Work required =>
Reproduce the listing verbatim from its first line up to and including the line that contains "329, 1603, 899]".

────

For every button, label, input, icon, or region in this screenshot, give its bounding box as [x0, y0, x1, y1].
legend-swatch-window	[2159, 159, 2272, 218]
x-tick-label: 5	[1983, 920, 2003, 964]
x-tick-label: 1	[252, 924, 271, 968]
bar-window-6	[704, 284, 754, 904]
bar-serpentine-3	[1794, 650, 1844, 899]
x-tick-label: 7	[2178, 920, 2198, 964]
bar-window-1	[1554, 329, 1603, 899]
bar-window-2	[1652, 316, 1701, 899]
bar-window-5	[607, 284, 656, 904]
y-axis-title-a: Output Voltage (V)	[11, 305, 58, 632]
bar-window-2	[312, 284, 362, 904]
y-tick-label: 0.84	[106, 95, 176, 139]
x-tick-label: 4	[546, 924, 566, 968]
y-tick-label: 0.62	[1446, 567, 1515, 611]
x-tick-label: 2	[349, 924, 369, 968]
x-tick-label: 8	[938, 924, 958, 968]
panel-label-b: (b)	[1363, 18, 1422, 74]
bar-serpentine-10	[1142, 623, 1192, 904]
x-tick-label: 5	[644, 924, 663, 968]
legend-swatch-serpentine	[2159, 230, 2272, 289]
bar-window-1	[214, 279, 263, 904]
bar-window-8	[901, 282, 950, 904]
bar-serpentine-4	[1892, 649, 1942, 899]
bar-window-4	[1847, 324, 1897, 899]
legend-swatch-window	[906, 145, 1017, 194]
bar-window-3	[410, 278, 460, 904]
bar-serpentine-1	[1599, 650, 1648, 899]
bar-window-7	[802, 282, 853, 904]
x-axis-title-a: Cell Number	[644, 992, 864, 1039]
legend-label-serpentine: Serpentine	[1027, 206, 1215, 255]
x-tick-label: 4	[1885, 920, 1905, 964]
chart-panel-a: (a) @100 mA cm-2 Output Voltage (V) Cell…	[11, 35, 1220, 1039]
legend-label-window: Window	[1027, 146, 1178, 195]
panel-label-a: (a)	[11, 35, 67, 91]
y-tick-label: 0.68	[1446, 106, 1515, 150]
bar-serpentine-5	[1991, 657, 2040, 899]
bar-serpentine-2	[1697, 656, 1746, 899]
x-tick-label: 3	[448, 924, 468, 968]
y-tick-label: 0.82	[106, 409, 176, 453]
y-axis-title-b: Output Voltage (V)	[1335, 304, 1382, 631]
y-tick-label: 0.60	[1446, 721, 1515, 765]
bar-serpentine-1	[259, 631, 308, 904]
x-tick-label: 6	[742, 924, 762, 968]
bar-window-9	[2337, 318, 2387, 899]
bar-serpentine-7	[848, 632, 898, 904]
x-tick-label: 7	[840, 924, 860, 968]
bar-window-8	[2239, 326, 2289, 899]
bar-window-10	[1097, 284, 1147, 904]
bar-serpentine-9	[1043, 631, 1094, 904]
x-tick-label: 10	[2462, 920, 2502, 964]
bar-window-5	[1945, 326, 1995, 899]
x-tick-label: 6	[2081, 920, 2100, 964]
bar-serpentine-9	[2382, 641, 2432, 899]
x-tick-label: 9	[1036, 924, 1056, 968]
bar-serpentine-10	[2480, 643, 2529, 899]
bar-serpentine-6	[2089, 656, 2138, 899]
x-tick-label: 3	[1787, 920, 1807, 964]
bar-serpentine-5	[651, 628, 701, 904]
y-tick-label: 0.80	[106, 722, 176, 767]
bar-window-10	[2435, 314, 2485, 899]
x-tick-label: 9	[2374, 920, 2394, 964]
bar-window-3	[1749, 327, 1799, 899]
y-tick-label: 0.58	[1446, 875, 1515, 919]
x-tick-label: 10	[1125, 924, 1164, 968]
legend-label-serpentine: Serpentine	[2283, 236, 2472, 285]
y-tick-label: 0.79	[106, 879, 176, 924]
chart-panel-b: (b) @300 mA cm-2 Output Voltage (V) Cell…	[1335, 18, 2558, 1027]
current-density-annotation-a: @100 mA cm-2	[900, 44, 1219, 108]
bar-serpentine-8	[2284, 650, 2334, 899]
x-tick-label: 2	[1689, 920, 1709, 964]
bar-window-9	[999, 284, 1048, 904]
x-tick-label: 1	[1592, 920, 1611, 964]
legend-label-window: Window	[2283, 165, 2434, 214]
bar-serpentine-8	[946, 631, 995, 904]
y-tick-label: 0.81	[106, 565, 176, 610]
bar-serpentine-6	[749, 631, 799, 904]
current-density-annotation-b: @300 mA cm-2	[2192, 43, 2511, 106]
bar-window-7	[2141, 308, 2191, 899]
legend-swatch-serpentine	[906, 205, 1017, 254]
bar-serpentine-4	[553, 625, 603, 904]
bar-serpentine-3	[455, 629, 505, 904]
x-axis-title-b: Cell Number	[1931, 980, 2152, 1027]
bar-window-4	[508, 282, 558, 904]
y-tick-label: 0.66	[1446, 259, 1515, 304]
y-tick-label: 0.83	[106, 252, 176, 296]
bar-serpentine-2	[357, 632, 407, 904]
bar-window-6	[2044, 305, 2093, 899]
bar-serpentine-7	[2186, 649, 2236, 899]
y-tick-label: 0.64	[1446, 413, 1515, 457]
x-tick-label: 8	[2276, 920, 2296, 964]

────

Exercise answer =>
For every button, label, input, icon, or region in this screenshot, give its bounding box as [x0, y0, x1, y1].
legend-swatch-window	[2159, 159, 2272, 218]
x-tick-label: 5	[1983, 920, 2003, 964]
x-tick-label: 1	[252, 924, 271, 968]
bar-window-6	[704, 284, 754, 904]
bar-serpentine-3	[1794, 650, 1844, 899]
x-tick-label: 7	[2178, 920, 2198, 964]
bar-window-1	[1554, 329, 1603, 899]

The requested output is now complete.